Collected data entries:
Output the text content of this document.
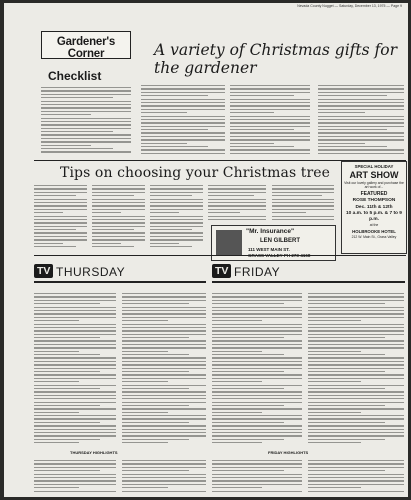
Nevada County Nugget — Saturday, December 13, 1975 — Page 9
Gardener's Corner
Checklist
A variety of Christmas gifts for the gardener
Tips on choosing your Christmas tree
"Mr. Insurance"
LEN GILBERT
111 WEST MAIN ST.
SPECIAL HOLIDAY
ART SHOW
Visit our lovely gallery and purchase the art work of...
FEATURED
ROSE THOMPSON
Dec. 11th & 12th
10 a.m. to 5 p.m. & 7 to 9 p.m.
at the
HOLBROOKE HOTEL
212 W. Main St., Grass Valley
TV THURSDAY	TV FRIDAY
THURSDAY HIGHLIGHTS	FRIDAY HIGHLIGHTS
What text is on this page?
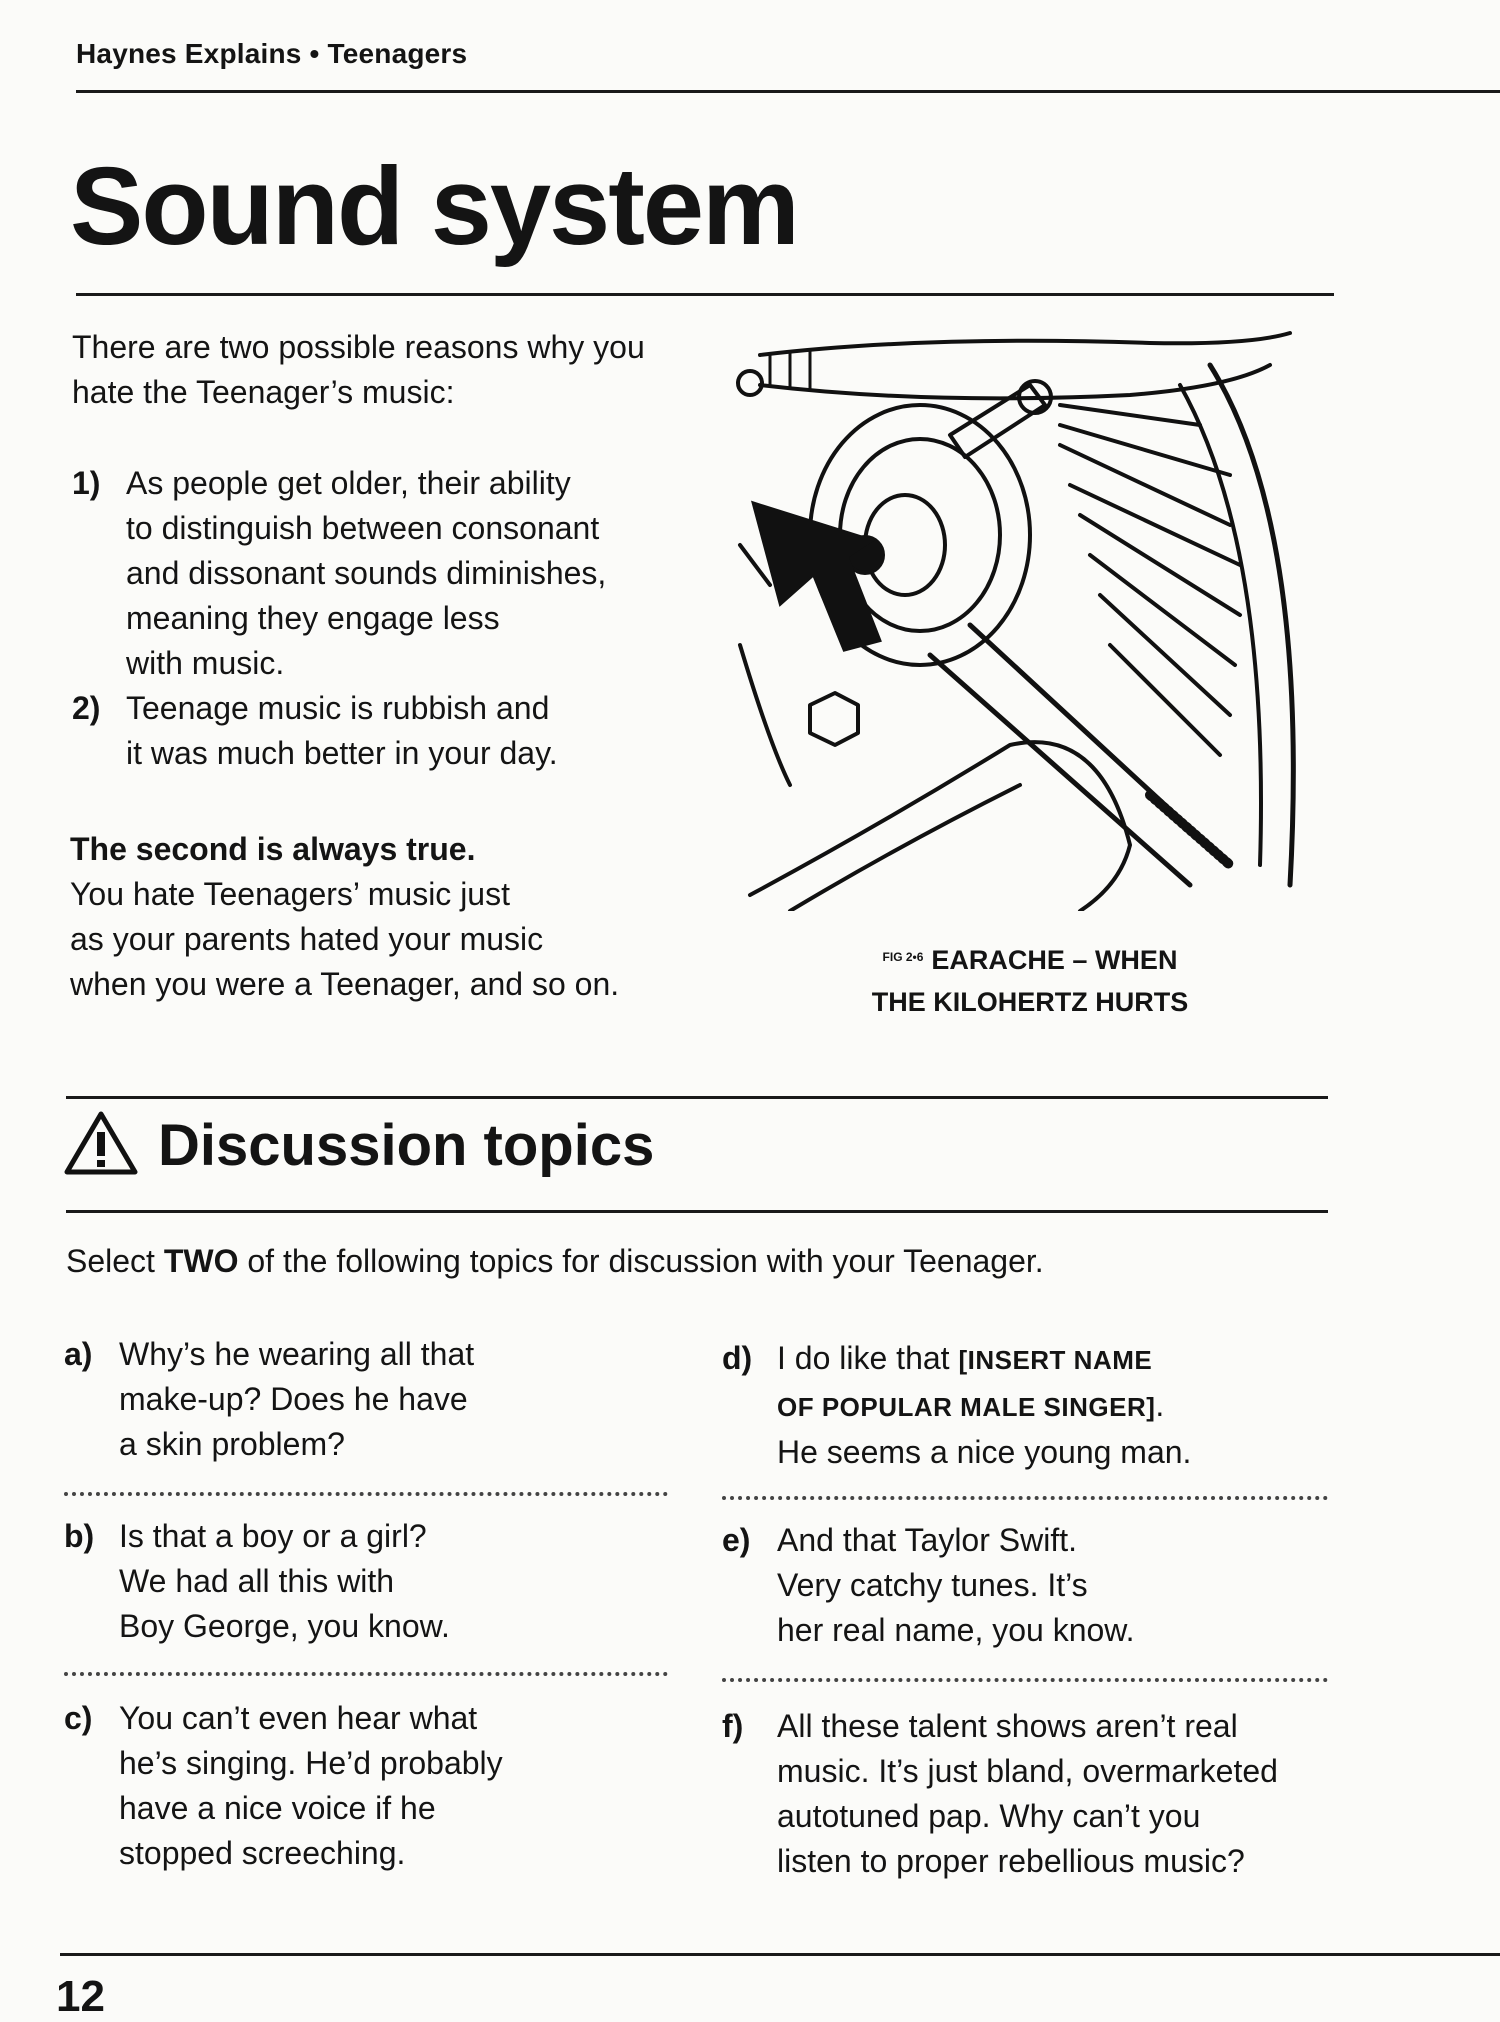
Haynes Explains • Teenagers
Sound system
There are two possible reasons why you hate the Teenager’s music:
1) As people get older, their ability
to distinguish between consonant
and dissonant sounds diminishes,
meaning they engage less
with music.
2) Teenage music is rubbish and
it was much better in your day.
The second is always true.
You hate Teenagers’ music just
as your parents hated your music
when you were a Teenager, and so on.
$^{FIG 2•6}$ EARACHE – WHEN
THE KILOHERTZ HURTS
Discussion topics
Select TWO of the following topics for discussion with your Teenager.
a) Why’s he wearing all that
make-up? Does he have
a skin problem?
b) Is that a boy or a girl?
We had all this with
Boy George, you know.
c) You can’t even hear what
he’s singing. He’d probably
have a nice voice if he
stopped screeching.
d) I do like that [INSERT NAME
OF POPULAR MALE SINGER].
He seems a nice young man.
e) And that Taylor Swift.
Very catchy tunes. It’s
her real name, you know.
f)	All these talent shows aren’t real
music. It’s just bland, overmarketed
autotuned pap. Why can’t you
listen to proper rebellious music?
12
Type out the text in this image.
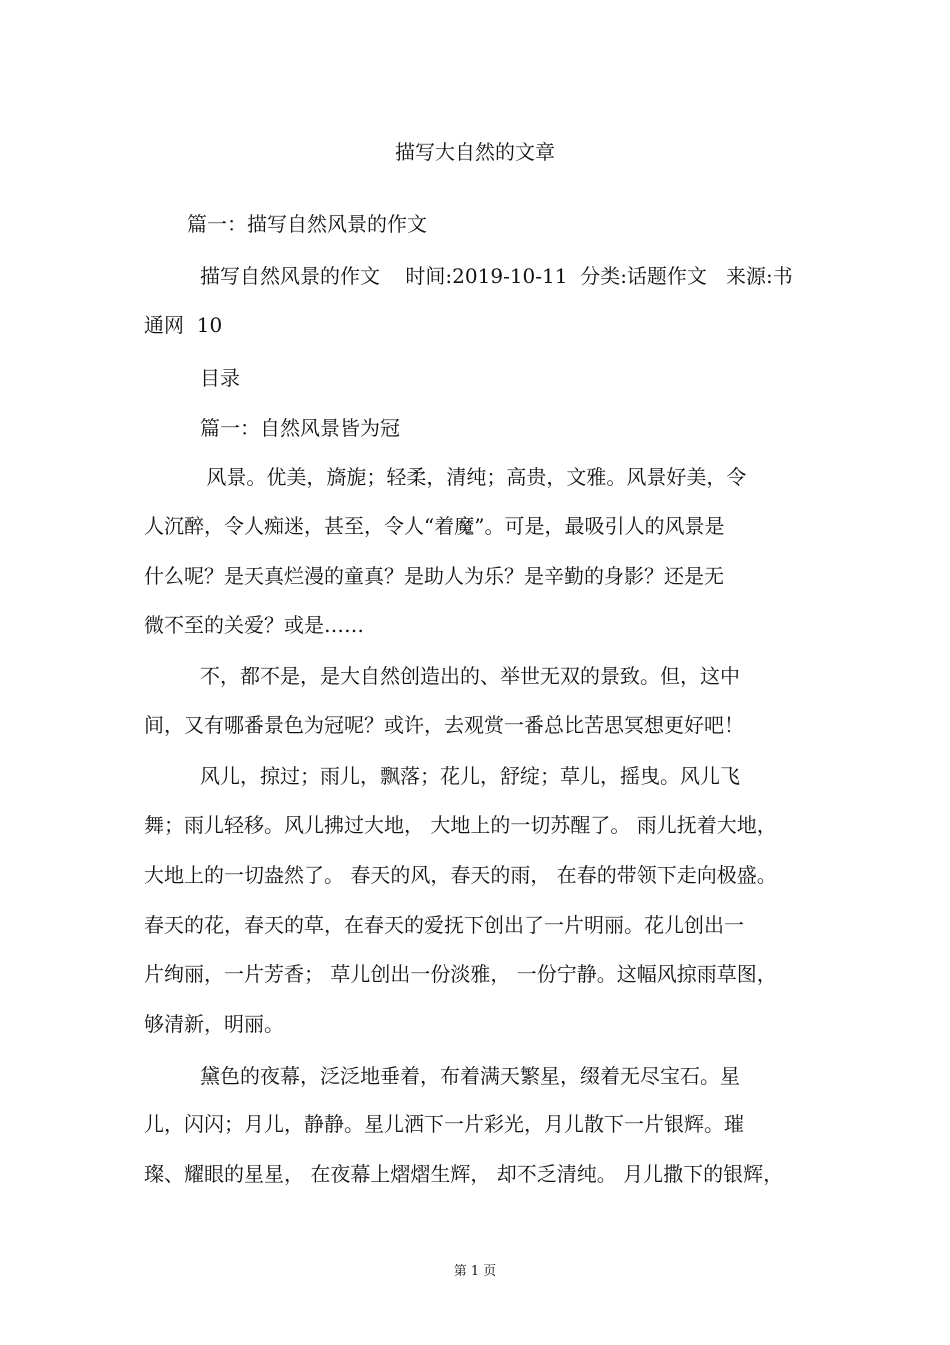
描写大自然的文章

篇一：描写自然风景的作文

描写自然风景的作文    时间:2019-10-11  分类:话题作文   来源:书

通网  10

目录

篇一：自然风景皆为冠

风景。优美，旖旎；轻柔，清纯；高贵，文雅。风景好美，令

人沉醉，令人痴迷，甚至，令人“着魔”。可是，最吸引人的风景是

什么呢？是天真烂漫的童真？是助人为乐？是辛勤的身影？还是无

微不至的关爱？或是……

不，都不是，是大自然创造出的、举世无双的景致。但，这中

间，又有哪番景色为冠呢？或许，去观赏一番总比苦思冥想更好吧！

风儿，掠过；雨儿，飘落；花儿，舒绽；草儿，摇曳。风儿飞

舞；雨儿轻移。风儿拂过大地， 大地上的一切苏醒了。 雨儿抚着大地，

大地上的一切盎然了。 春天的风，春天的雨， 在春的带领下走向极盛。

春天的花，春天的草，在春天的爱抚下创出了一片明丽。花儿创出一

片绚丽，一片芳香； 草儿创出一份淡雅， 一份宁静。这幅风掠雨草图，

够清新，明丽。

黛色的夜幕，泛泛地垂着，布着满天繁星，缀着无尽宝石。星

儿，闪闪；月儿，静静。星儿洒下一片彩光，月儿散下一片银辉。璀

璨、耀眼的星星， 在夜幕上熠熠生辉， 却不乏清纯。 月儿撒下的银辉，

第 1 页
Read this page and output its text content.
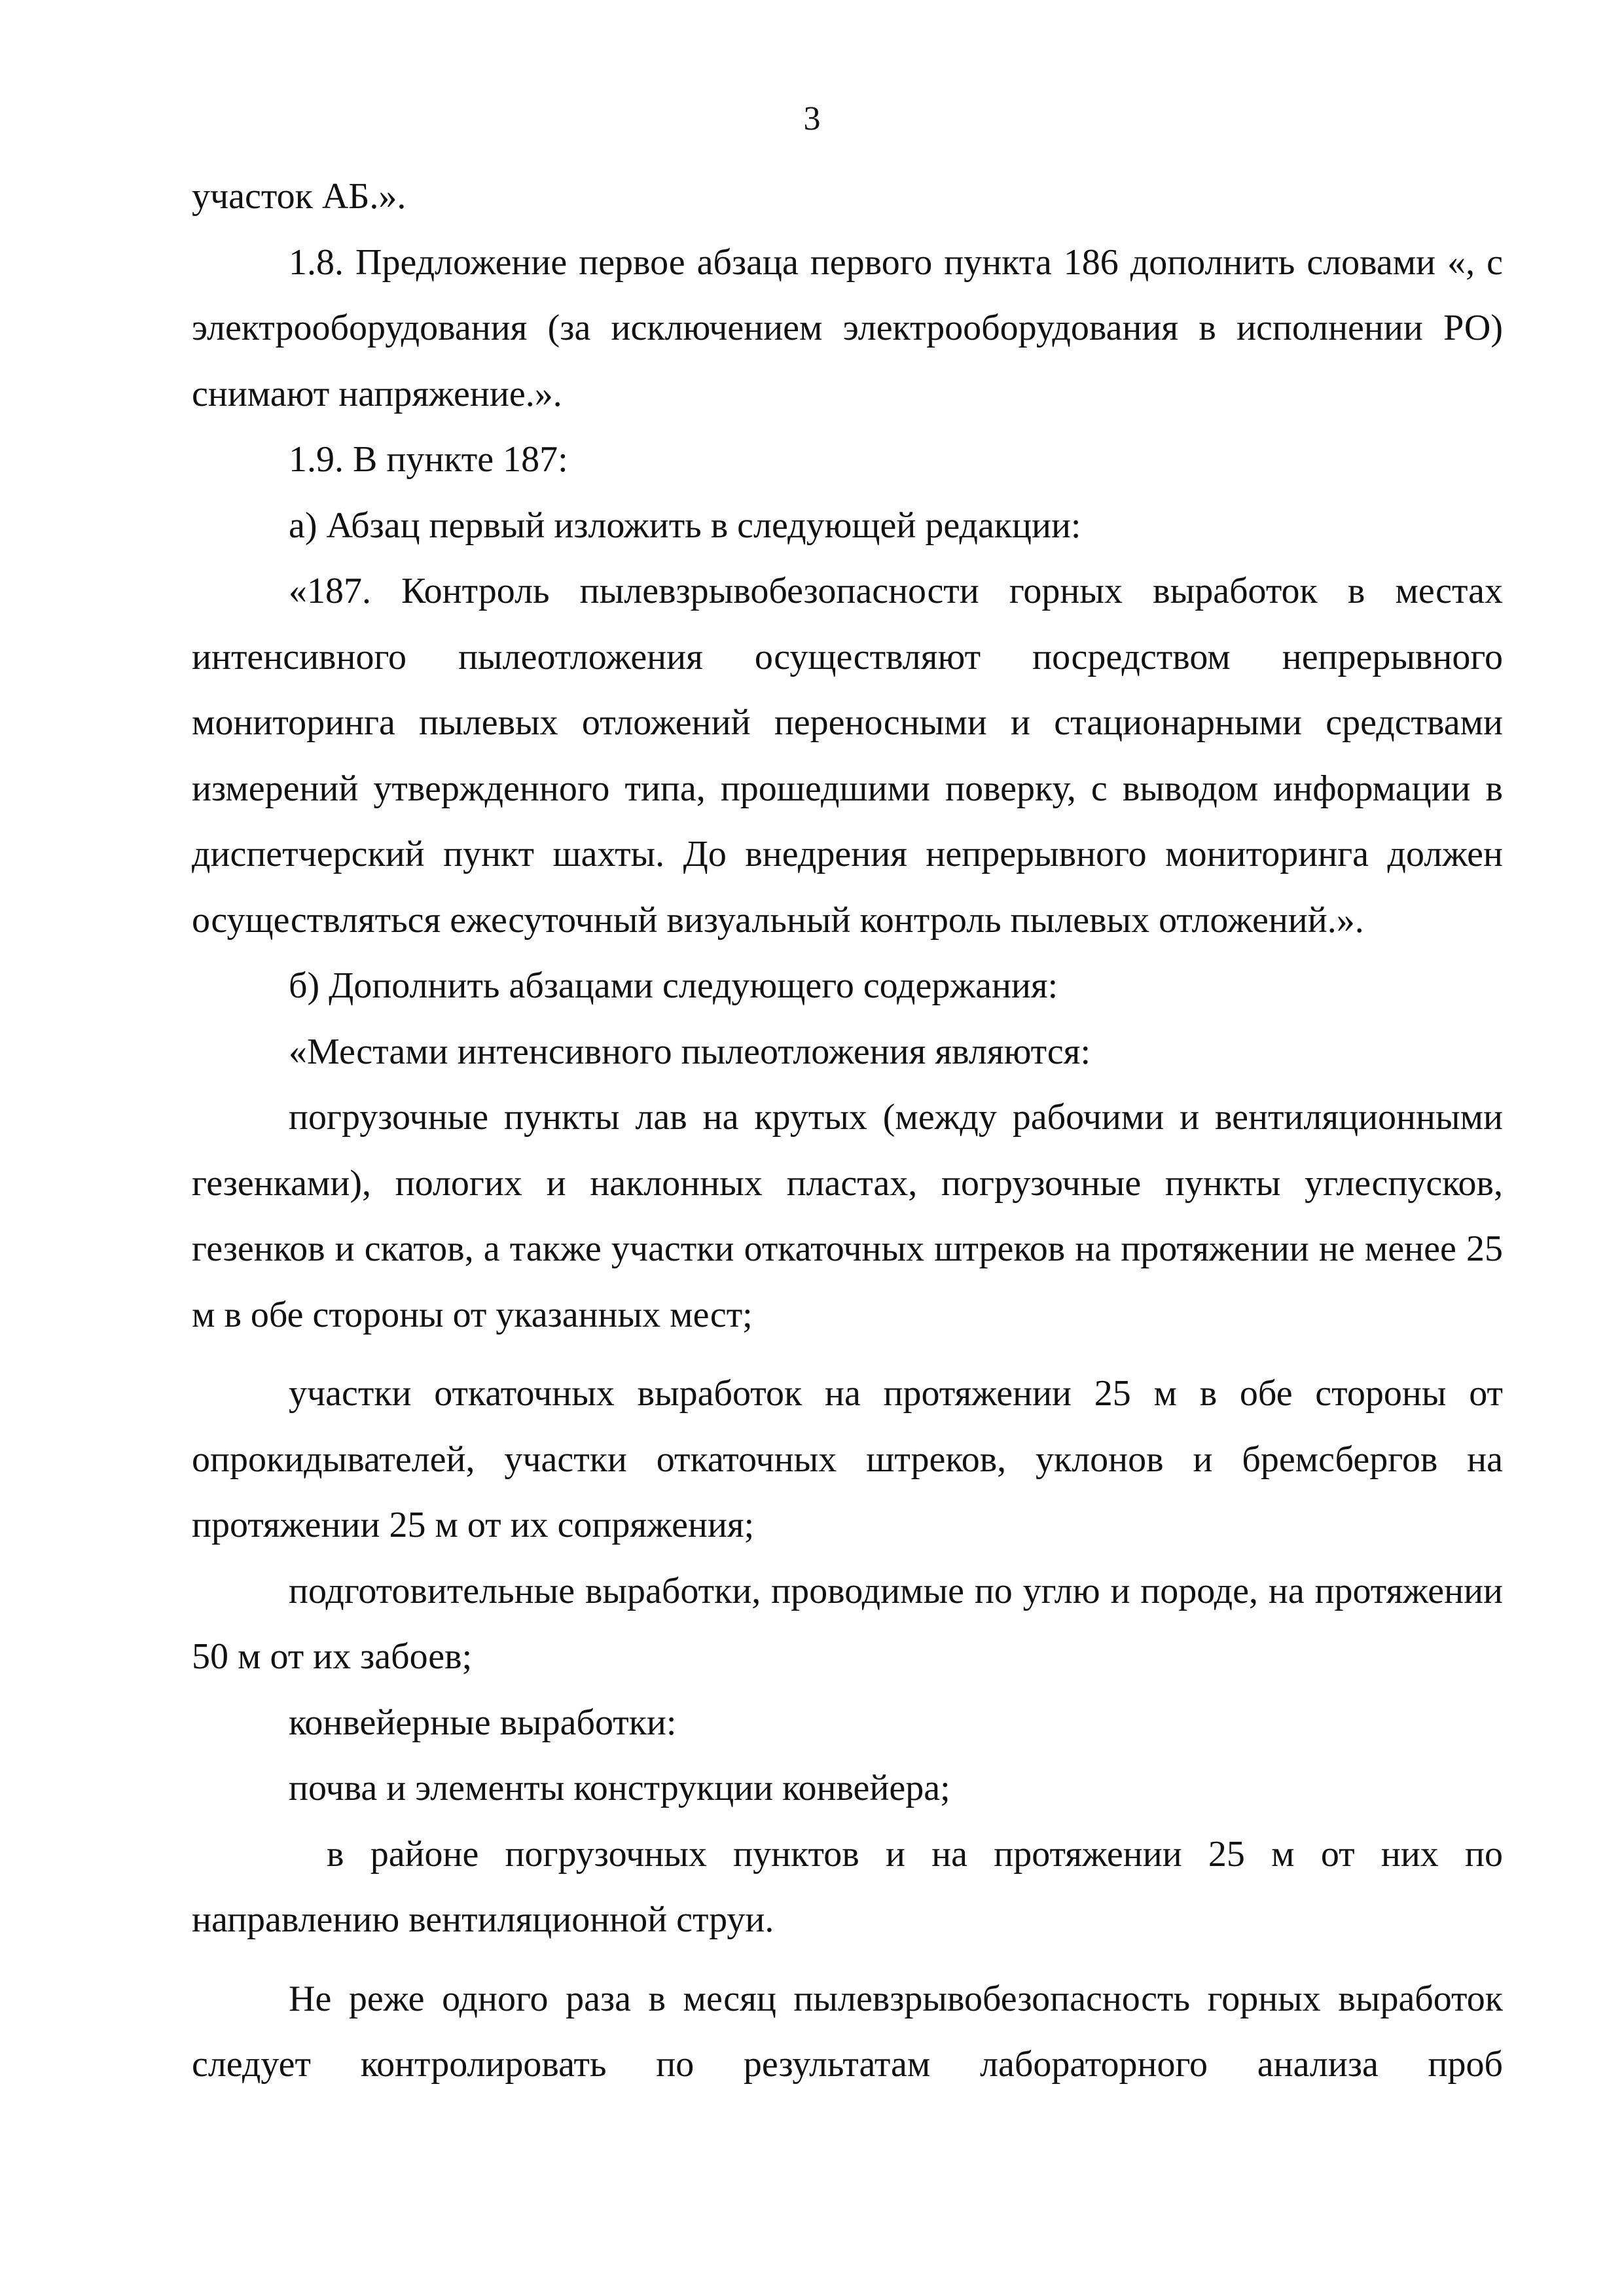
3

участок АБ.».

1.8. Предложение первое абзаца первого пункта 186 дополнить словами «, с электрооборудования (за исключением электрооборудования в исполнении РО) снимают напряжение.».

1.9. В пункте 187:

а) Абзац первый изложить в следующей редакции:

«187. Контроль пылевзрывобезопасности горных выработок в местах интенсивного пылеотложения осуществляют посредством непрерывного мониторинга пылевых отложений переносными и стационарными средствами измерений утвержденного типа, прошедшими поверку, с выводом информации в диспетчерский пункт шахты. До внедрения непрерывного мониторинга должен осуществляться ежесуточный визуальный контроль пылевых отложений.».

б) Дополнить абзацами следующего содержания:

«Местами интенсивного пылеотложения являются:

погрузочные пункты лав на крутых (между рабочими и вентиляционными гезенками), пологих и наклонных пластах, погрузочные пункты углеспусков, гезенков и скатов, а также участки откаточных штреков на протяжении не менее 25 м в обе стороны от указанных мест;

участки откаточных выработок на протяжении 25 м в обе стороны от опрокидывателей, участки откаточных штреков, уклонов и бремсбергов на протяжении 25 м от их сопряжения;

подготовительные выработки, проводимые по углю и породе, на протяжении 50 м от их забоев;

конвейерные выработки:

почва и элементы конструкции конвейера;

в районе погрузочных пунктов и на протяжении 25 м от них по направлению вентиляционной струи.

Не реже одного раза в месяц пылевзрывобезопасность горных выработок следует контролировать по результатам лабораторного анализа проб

What is asked
List every line above that contains the word "протяжении".

In response
погрузочные пункты лав на крутых (между рабочими и вентиляционными гезенками), пологих и наклонных пластах, погрузочные пункты углеспусков, гезенков и скатов, а также участки откаточных штреков на протяжении не менее 25 м в обе стороны от указанных мест;
участки откаточных выработок на протяжении 25 м в обе стороны от опрокидывателей, участки откаточных штреков, уклонов и бремсбергов на протяжении 25 м от их сопряжения;
подготовительные выработки, проводимые по углю и породе, на протяжении 50 м от их забоев;
в районе погрузочных пунктов и на протяжении 25 м от них по направлению вентиляционной струи.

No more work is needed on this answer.